■ DO THIS ■
Transcribe the material word for word, but without the images.

───── LISTED ENTRIES

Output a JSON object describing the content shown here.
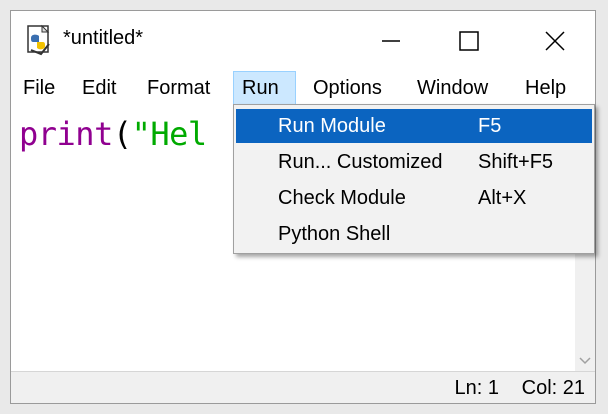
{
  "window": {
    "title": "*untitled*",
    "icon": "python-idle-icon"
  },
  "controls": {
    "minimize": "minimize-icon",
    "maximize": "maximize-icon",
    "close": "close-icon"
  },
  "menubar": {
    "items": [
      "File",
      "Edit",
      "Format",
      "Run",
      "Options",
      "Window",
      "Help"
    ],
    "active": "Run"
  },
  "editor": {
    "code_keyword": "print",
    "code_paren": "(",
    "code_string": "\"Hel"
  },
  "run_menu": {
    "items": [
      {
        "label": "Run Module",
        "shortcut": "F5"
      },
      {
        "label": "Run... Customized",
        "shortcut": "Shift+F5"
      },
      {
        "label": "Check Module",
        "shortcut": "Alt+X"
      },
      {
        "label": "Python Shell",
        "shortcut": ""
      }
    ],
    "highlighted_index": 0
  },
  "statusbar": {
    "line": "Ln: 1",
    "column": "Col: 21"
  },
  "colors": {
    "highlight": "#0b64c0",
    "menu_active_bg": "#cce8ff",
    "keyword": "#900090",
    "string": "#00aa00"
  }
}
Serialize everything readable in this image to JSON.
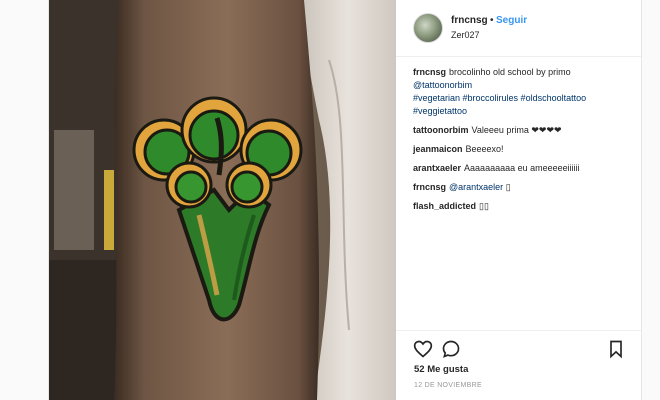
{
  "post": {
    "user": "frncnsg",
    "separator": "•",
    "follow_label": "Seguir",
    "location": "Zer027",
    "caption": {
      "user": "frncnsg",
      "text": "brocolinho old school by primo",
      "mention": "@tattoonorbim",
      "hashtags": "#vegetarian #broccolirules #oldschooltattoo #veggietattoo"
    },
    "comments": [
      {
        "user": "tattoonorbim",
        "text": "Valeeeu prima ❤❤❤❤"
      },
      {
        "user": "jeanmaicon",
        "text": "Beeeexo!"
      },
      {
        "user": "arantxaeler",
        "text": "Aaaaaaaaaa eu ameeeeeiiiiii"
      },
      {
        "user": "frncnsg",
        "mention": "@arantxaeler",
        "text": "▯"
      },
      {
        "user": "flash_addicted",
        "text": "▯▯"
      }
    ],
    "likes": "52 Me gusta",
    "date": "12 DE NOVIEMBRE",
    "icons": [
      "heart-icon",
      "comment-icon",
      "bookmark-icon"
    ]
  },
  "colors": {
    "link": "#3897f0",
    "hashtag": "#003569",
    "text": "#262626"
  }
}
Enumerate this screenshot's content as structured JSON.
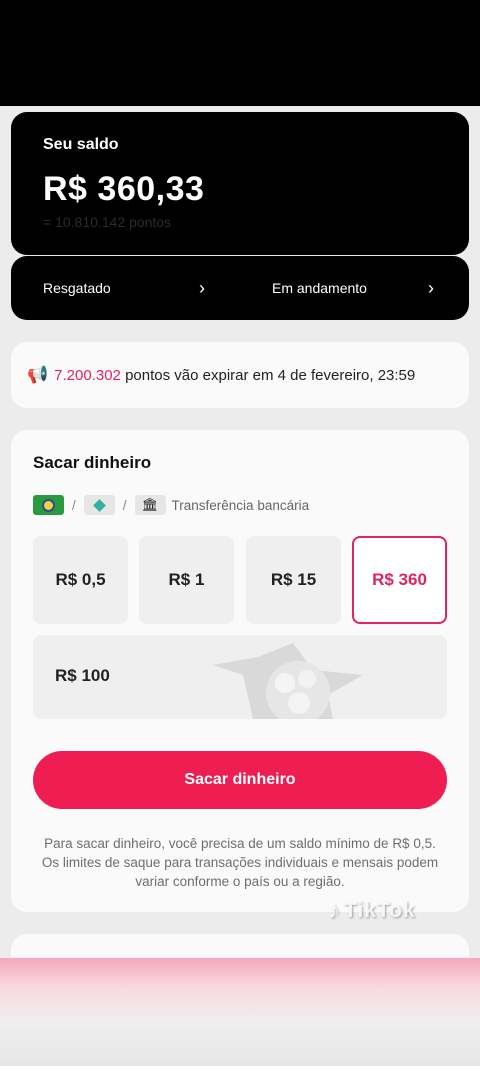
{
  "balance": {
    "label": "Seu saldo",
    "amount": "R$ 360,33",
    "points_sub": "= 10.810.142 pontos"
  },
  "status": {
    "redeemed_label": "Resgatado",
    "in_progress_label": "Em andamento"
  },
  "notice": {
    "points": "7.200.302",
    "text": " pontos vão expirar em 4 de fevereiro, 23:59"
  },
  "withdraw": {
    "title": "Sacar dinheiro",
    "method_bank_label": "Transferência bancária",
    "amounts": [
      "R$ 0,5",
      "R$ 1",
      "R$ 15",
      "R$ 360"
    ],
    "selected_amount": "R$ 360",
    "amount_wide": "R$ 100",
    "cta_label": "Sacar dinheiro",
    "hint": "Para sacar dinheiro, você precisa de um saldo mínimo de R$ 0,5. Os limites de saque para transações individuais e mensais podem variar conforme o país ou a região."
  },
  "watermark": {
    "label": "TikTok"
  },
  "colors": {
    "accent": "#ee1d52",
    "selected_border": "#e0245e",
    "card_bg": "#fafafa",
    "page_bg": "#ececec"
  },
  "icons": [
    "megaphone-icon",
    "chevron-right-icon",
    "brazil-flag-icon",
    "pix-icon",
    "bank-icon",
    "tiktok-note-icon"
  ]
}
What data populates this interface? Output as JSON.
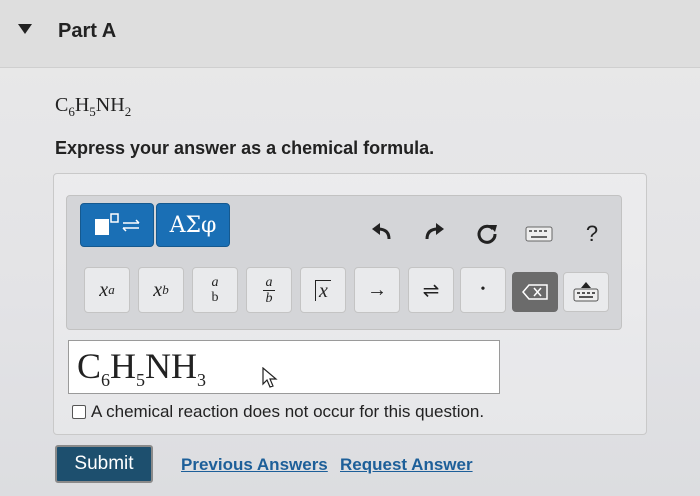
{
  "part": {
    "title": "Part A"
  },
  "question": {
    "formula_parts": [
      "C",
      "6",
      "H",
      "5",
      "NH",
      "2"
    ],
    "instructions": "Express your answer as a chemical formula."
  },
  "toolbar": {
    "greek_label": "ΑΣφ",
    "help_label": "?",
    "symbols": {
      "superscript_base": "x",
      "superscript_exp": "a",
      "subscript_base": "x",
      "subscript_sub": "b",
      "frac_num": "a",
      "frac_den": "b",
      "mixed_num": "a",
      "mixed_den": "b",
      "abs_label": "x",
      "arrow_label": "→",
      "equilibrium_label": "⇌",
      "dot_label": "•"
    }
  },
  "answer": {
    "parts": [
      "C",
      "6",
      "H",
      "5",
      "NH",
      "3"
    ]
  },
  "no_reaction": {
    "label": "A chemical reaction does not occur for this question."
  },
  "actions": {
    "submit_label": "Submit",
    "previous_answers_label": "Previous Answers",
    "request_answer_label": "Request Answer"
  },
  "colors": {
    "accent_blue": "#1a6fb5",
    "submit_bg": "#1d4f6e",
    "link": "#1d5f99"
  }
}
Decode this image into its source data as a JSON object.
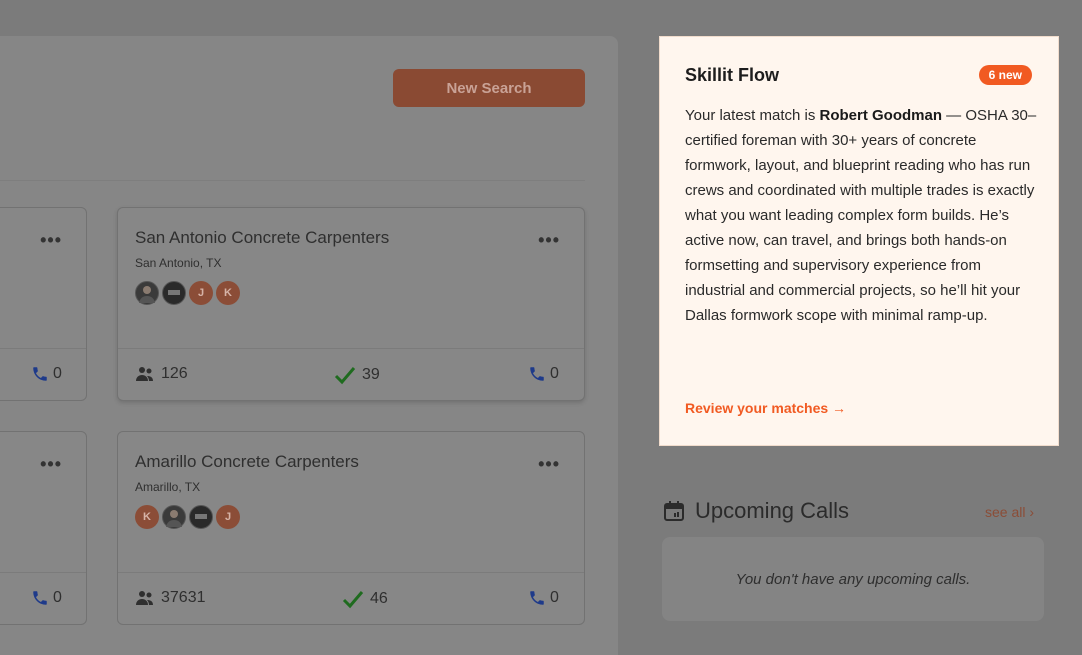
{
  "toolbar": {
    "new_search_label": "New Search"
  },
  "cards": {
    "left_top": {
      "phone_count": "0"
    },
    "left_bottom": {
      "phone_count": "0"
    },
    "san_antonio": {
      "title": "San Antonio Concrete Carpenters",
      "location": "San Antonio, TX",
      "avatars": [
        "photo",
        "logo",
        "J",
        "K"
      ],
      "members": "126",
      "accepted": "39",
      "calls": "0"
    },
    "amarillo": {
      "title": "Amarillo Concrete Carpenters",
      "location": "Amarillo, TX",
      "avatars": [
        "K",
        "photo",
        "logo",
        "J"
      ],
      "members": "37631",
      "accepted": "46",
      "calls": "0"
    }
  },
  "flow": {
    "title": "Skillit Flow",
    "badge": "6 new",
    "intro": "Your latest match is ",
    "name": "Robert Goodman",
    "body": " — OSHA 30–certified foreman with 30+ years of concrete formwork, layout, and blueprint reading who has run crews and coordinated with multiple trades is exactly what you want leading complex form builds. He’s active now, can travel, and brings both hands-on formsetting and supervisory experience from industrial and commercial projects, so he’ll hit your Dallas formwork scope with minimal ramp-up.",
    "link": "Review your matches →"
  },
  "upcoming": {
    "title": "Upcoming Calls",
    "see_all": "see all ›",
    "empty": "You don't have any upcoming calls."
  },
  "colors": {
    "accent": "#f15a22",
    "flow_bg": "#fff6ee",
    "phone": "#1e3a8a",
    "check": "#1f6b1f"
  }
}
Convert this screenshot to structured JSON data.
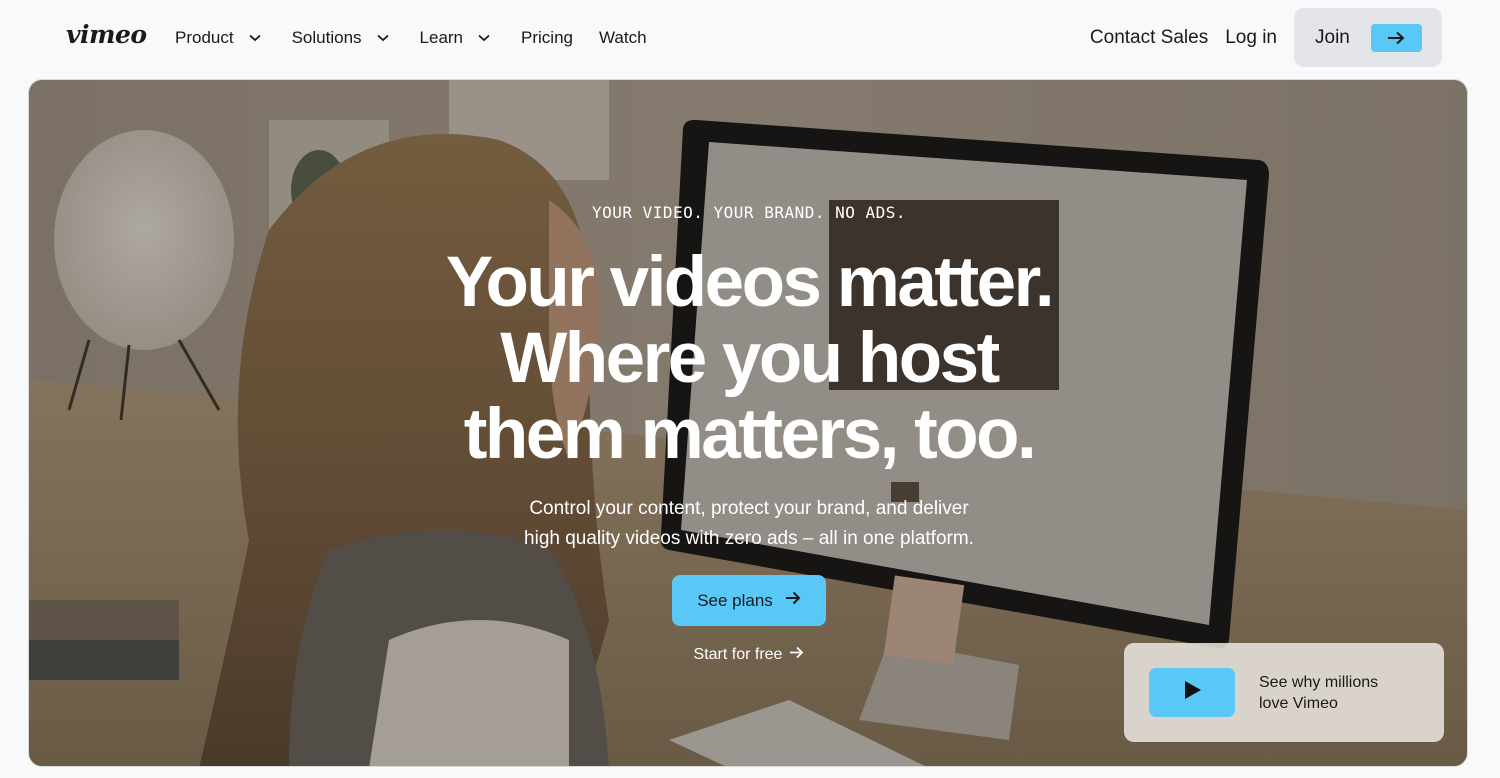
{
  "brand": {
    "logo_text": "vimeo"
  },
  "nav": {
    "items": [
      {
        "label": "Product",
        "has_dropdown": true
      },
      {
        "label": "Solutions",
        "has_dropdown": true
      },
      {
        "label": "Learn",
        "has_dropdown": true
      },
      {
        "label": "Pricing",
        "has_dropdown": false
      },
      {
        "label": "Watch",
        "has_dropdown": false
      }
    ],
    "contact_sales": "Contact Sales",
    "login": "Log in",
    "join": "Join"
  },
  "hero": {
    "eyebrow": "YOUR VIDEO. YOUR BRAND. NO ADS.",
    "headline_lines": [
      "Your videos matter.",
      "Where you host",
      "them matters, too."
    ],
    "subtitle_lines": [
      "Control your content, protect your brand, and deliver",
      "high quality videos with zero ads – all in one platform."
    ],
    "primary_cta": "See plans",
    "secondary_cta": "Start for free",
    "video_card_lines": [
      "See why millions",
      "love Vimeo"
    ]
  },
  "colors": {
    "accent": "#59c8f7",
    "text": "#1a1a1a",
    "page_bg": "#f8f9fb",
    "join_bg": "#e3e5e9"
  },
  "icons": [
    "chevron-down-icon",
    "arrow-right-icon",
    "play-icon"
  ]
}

──────────

■ FULL OUTPUT ■
Output a JSON object describing the content shown here.
{
  "window": {
    "title": "*untitled*",
    "icon": "python-idle-icon"
  },
  "controls": {
    "minimize": "minimize-icon",
    "maximize": "maximize-icon",
    "close": "close-icon"
  },
  "menubar": {
    "items": [
      "File",
      "Edit",
      "Format",
      "Run",
      "Options",
      "Window",
      "Help"
    ],
    "active": "Run"
  },
  "editor": {
    "code_keyword": "print",
    "code_paren": "(",
    "code_string": "\"Hel"
  },
  "run_menu": {
    "items": [
      {
        "label": "Run Module",
        "shortcut": "F5"
      },
      {
        "label": "Run... Customized",
        "shortcut": "Shift+F5"
      },
      {
        "label": "Check Module",
        "shortcut": "Alt+X"
      },
      {
        "label": "Python Shell",
        "shortcut": ""
      }
    ],
    "highlighted_index": 0
  },
  "statusbar": {
    "line": "Ln: 1",
    "column": "Col: 21"
  },
  "colors": {
    "highlight": "#0b64c0",
    "menu_active_bg": "#cce8ff",
    "keyword": "#900090",
    "string": "#00aa00"
  }
}
Serialize everything readable in this image to JSON.
{
  "post": {
    "user": "frncnsg",
    "separator": "•",
    "follow_label": "Seguir",
    "location": "Zer027",
    "caption": {
      "user": "frncnsg",
      "text": "brocolinho old school by primo",
      "mention": "@tattoonorbim",
      "hashtags": "#vegetarian #broccolirules #oldschooltattoo #veggietattoo"
    },
    "comments": [
      {
        "user": "tattoonorbim",
        "text": "Valeeeu prima ❤❤❤❤"
      },
      {
        "user": "jeanmaicon",
        "text": "Beeeexo!"
      },
      {
        "user": "arantxaeler",
        "text": "Aaaaaaaaaa eu ameeeeeiiiiii"
      },
      {
        "user": "frncnsg",
        "mention": "@arantxaeler",
        "text": "▯"
      },
      {
        "user": "flash_addicted",
        "text": "▯▯"
      }
    ],
    "likes": "52 Me gusta",
    "date": "12 DE NOVIEMBRE",
    "icons": [
      "heart-icon",
      "comment-icon",
      "bookmark-icon"
    ]
  },
  "colors": {
    "link": "#3897f0",
    "hashtag": "#003569",
    "text": "#262626"
  }
}
Enumerate this screenshot's content as structured JSON.
{
  "balance": {
    "label": "Seu saldo",
    "amount": "R$ 360,33",
    "points_sub": "= 10.810.142 pontos"
  },
  "status": {
    "redeemed_label": "Resgatado",
    "in_progress_label": "Em andamento"
  },
  "notice": {
    "points": "7.200.302",
    "text": " pontos vão expirar em 4 de fevereiro, 23:59"
  },
  "withdraw": {
    "title": "Sacar dinheiro",
    "method_bank_label": "Transferência bancária",
    "amounts": [
      "R$ 0,5",
      "R$ 1",
      "R$ 15",
      "R$ 360"
    ],
    "selected_amount": "R$ 360",
    "amount_wide": "R$ 100",
    "cta_label": "Sacar dinheiro",
    "hint": "Para sacar dinheiro, você precisa de um saldo mínimo de R$ 0,5. Os limites de saque para transações individuais e mensais podem variar conforme o país ou a região."
  },
  "watermark": {
    "label": "TikTok"
  },
  "colors": {
    "accent": "#ee1d52",
    "selected_border": "#e0245e",
    "card_bg": "#fafafa",
    "page_bg": "#ececec"
  },
  "icons": [
    "megaphone-icon",
    "chevron-right-icon",
    "brazil-flag-icon",
    "pix-icon",
    "bank-icon",
    "tiktok-note-icon"
  ]
}
What data populates this interface? Output as JSON.
{
  "part": {
    "title": "Part A"
  },
  "question": {
    "formula_parts": [
      "C",
      "6",
      "H",
      "5",
      "NH",
      "2"
    ],
    "instructions": "Express your answer as a chemical formula."
  },
  "toolbar": {
    "greek_label": "ΑΣφ",
    "help_label": "?",
    "symbols": {
      "superscript_base": "x",
      "superscript_exp": "a",
      "subscript_base": "x",
      "subscript_sub": "b",
      "frac_num": "a",
      "frac_den": "b",
      "mixed_num": "a",
      "mixed_den": "b",
      "abs_label": "x",
      "arrow_label": "→",
      "equilibrium_label": "⇌",
      "dot_label": "•"
    }
  },
  "answer": {
    "parts": [
      "C",
      "6",
      "H",
      "5",
      "NH",
      "3"
    ]
  },
  "no_reaction": {
    "label": "A chemical reaction does not occur for this question."
  },
  "actions": {
    "submit_label": "Submit",
    "previous_answers_label": "Previous Answers",
    "request_answer_label": "Request Answer"
  },
  "colors": {
    "accent_blue": "#1a6fb5",
    "submit_bg": "#1d4f6e",
    "link": "#1d5f99"
  }
}
Decode this image into its source data as a JSON object.
{
  "toolbar": {
    "new_search_label": "New Search"
  },
  "cards": {
    "left_top": {
      "phone_count": "0"
    },
    "left_bottom": {
      "phone_count": "0"
    },
    "san_antonio": {
      "title": "San Antonio Concrete Carpenters",
      "location": "San Antonio, TX",
      "avatars": [
        "photo",
        "logo",
        "J",
        "K"
      ],
      "members": "126",
      "accepted": "39",
      "calls": "0"
    },
    "amarillo": {
      "title": "Amarillo Concrete Carpenters",
      "location": "Amarillo, TX",
      "avatars": [
        "K",
        "photo",
        "logo",
        "J"
      ],
      "members": "37631",
      "accepted": "46",
      "calls": "0"
    }
  },
  "flow": {
    "title": "Skillit Flow",
    "badge": "6 new",
    "intro": "Your latest match is ",
    "name": "Robert Goodman",
    "body": " — OSHA 30–certified foreman with 30+ years of concrete formwork, layout, and blueprint reading who has run crews and coordinated with multiple trades is exactly what you want leading complex form builds. He’s active now, can travel, and brings both hands-on formsetting and supervisory experience from industrial and commercial projects, so he’ll hit your Dallas formwork scope with minimal ramp-up.",
    "link": "Review your matches →"
  },
  "upcoming": {
    "title": "Upcoming Calls",
    "see_all": "see all ›",
    "empty": "You don't have any upcoming calls."
  },
  "colors": {
    "accent": "#f15a22",
    "flow_bg": "#fff6ee",
    "phone": "#1e3a8a",
    "check": "#1f6b1f"
  }
}
Convert this screenshot to structured JSON data.
{
  "brand": {
    "logo_text": "vimeo"
  },
  "nav": {
    "items": [
      {
        "label": "Product",
        "has_dropdown": true
      },
      {
        "label": "Solutions",
        "has_dropdown": true
      },
      {
        "label": "Learn",
        "has_dropdown": true
      },
      {
        "label": "Pricing",
        "has_dropdown": false
      },
      {
        "label": "Watch",
        "has_dropdown": false
      }
    ],
    "contact_sales": "Contact Sales",
    "login": "Log in",
    "join": "Join"
  },
  "hero": {
    "eyebrow": "YOUR VIDEO. YOUR BRAND. NO ADS.",
    "headline_lines": [
      "Your videos matter.",
      "Where you host",
      "them matters, too."
    ],
    "subtitle_lines": [
      "Control your content, protect your brand, and deliver",
      "high quality videos with zero ads – all in one platform."
    ],
    "primary_cta": "See plans",
    "secondary_cta": "Start for free",
    "video_card_lines": [
      "See why millions",
      "love Vimeo"
    ]
  },
  "colors": {
    "accent": "#59c8f7",
    "text": "#1a1a1a",
    "page_bg": "#f8f9fb",
    "join_bg": "#e3e5e9"
  },
  "icons": [
    "chevron-down-icon",
    "arrow-right-icon",
    "play-icon"
  ]
}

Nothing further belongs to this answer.